#### [EXERCISE DETAILS]
Check every line of the data below for the string "content", and copy the ones that hold it.

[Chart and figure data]
::::
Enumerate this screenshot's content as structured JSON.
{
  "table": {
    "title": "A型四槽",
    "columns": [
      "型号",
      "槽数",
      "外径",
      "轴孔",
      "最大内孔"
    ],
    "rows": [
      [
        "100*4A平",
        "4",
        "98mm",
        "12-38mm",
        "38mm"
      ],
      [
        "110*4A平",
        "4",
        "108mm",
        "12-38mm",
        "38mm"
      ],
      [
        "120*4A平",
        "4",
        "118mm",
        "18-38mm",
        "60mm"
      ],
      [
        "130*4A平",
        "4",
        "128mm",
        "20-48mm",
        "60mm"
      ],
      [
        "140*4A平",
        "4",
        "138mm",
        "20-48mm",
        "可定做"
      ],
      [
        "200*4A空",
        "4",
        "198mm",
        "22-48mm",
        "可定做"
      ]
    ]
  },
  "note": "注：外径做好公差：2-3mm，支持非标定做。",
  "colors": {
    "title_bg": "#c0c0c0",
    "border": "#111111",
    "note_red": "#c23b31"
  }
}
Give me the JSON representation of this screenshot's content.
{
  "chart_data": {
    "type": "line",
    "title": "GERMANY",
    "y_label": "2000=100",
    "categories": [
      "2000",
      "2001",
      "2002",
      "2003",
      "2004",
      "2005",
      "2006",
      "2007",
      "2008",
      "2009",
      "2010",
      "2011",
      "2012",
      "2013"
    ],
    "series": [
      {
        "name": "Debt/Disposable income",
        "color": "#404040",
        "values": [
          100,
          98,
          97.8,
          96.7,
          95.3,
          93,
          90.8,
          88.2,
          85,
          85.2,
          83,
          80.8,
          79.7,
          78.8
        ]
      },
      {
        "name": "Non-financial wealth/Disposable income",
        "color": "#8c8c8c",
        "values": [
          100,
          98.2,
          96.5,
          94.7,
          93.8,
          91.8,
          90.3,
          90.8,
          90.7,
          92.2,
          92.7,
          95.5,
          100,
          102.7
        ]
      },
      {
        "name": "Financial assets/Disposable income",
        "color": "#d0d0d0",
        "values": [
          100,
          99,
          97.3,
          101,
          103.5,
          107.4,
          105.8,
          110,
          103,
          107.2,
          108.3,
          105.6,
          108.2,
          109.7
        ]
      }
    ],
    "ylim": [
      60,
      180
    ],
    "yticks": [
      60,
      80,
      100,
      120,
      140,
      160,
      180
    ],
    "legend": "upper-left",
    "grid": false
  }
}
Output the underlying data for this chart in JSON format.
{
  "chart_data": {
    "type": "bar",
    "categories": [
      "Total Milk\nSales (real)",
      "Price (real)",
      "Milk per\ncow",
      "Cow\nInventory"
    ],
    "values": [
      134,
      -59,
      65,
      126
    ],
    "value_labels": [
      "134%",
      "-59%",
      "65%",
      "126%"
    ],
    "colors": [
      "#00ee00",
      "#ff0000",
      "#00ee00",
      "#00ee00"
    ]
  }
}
::::
#### [TASK SOLUTION]
Enumerate this screenshot's content as structured JSON.
Give me the JSON representation of this screenshot's content.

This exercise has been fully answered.